Activity
Among the entries that follow, how many lines contain the string "image"? Answer with that number only.

Data to process
--*--

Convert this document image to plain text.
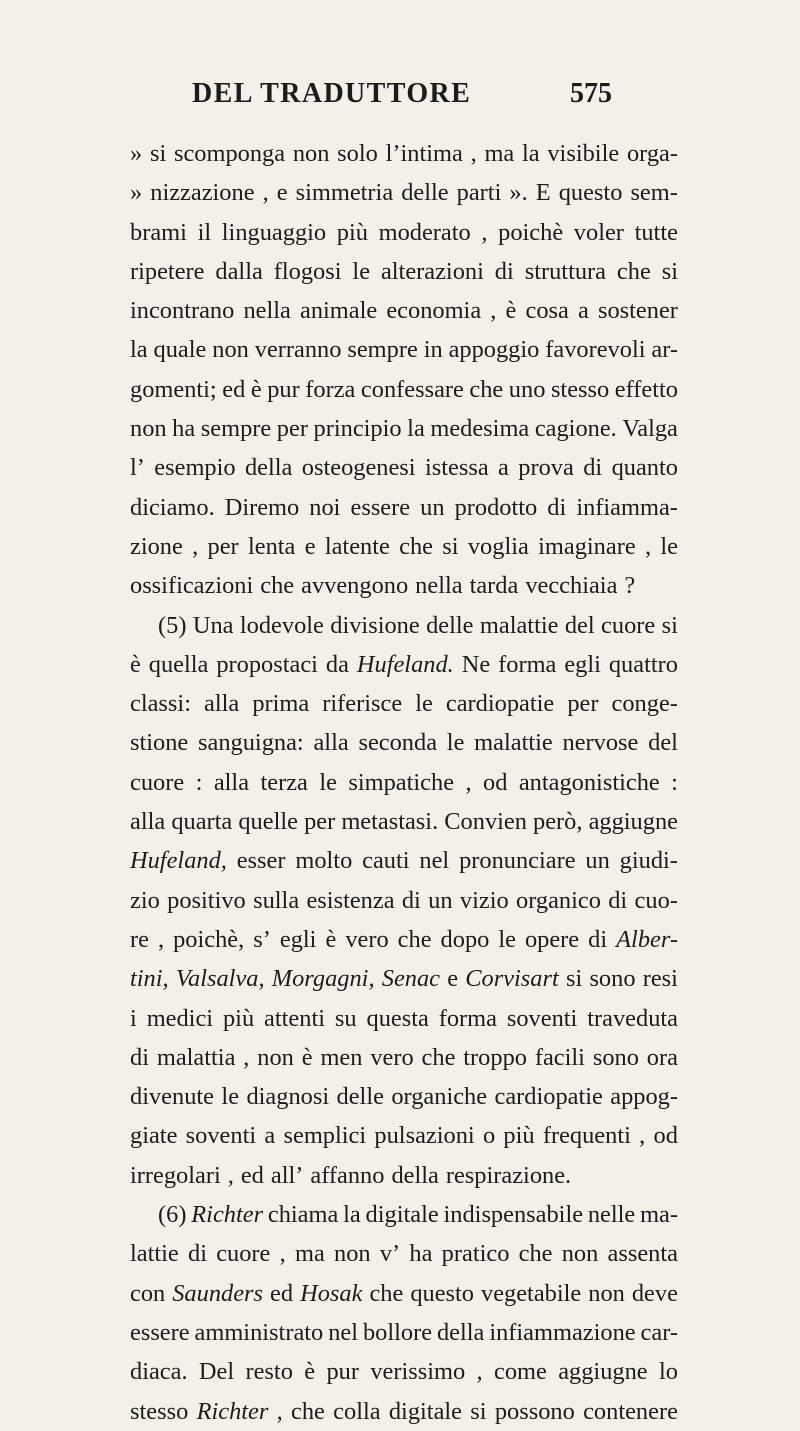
DEL TRADUTTORE	575
» si scomponga non solo l’intima , ma la visibile orga-
» nizzazione , e simmetria delle parti ». E questo sem-
brami il linguaggio più moderato , poichè voler tutte
ripetere dalla flogosi le alterazioni di struttura che si
incontrano nella animale economia , è cosa a sostener
la quale non verranno sempre in appoggio favorevoli ar-
gomenti; ed è pur forza confessare che uno stesso effetto
non ha sempre per principio la medesima cagione. Valga
l’ esempio della osteogenesi istessa a prova di quanto
diciamo. Diremo noi essere un prodotto di infiamma-
zione , per lenta e latente che si voglia imaginare , le
ossificazioni che avvengono nella tarda vecchiaia ?
(5) Una lodevole divisione delle malattie del cuore si
è quella propostaci da Hufeland. Ne forma egli quattro
classi: alla prima riferisce le cardiopatie per conge-
stione sanguigna: alla seconda le malattie nervose del
cuore : alla terza le simpatiche , od antagonistiche :
alla quarta quelle per metastasi. Convien però, aggiugne
Hufeland, esser molto cauti nel pronunciare un giudi-
zio positivo sulla esistenza di un vizio organico di cuo-
re , poichè, s’ egli è vero che dopo le opere di Alber-
tini, Valsalva, Morgagni, Senac e Corvisart si sono resi
i medici più attenti su questa forma soventi traveduta
di malattia , non è men vero che troppo facili sono ora
divenute le diagnosi delle organiche cardiopatie appog-
giate soventi a semplici pulsazioni o più frequenti , od
irregolari , ed all’ affanno della respirazione.
(6) Richter chiama la digitale indispensabile nelle ma-
lattie di cuore , ma non v’ ha pratico che non assenta
con Saunders ed Hosak che questo vegetabile non deve
essere amministrato nel bollore della infiammazione car-
diaca. Del resto è pur verissimo , come aggiugne lo
stesso Richter , che colla digitale si possono contenere
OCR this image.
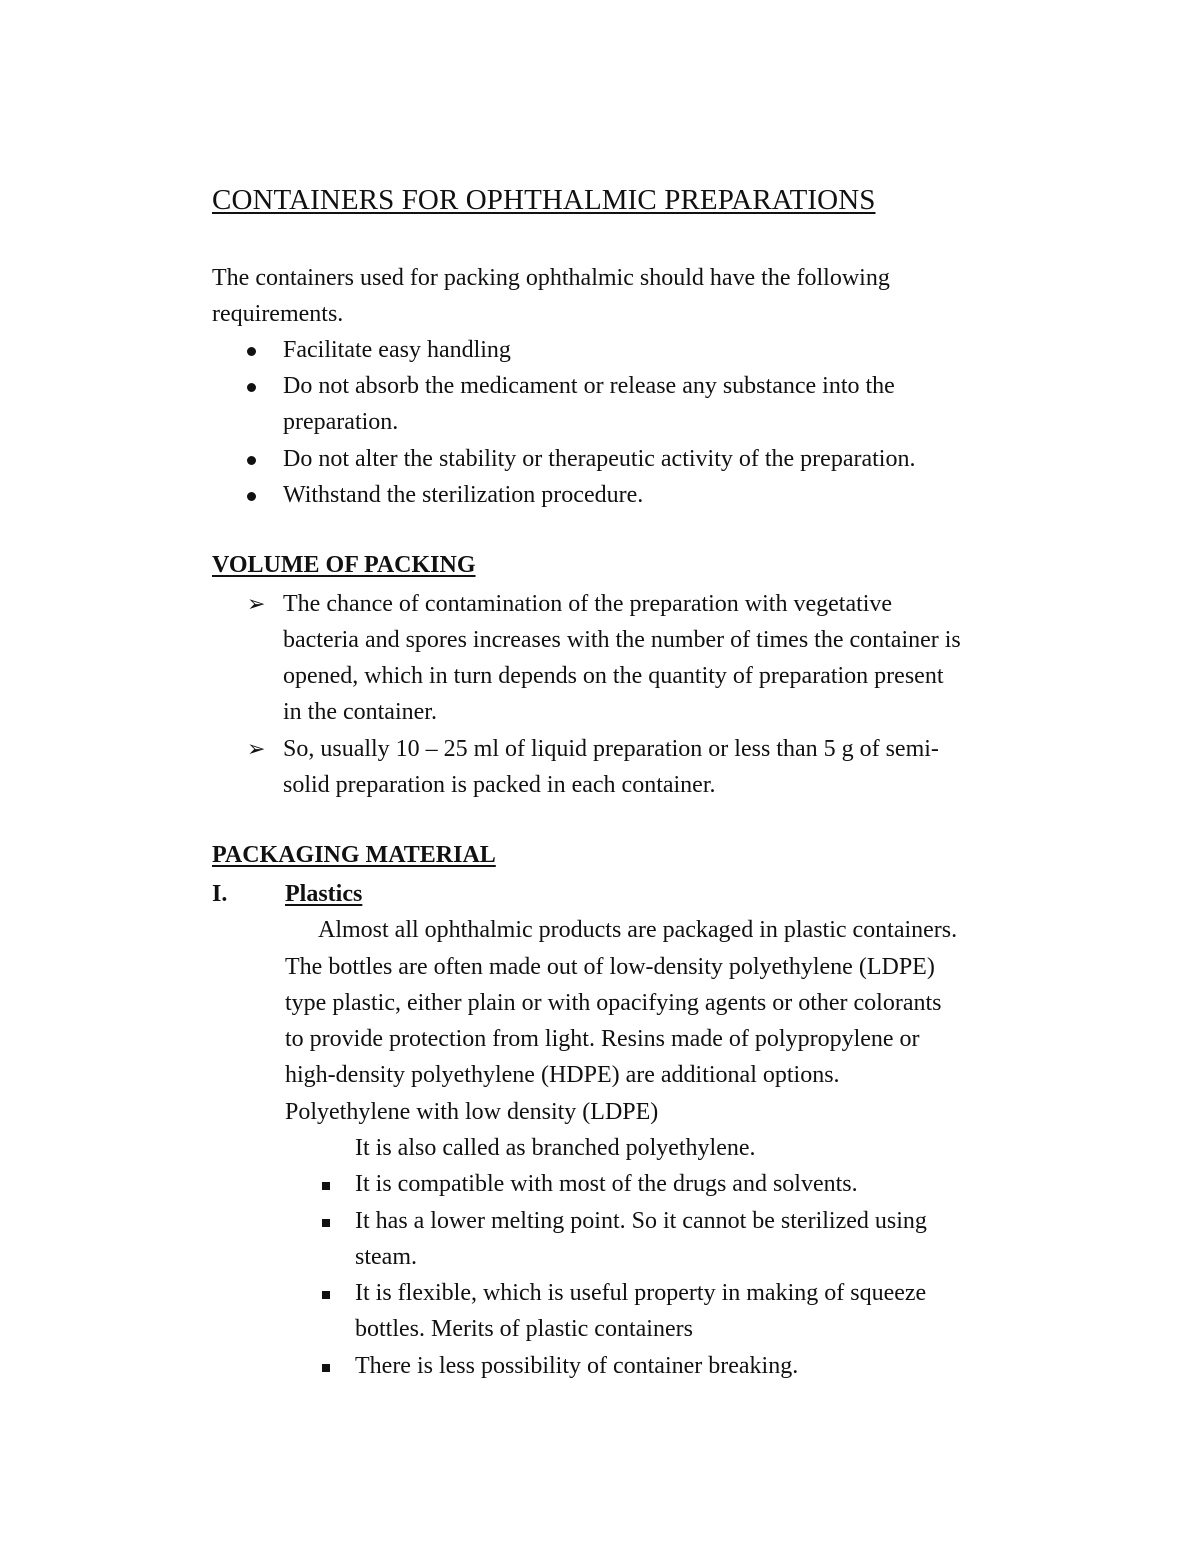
CONTAINERS FOR OPHTHALMIC PREPARATIONS
The containers used for packing ophthalmic should have the following
requirements.
Facilitate easy handling
Do not absorb the medicament or release any substance into the
preparation.
Do not alter the stability or therapeutic activity of the preparation.
Withstand the sterilization procedure.
VOLUME OF PACKING
➢ The chance of contamination of the preparation with vegetative
bacteria and spores increases with the number of times the container is
opened, which in turn depends on the quantity of preparation present
in the container.
➢ So, usually 10 – 25 ml of liquid preparation or less than 5 g of semi-
solid preparation is packed in each container.
PACKAGING MATERIAL
I. Plastics
Almost all ophthalmic products are packaged in plastic containers.
The bottles are often made out of low-density polyethylene (LDPE)
type plastic, either plain or with opacifying agents or other colorants
to provide protection from light. Resins made of polypropylene or
high-density polyethylene (HDPE) are additional options.
Polyethylene with low density (LDPE)
It is also called as branched polyethylene.
It is compatible with most of the drugs and solvents.
It has a lower melting point. So it cannot be sterilized using
steam.
It is flexible, which is useful property in making of squeeze
bottles. Merits of plastic containers
There is less possibility of container breaking.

--*--

Finished exercise
2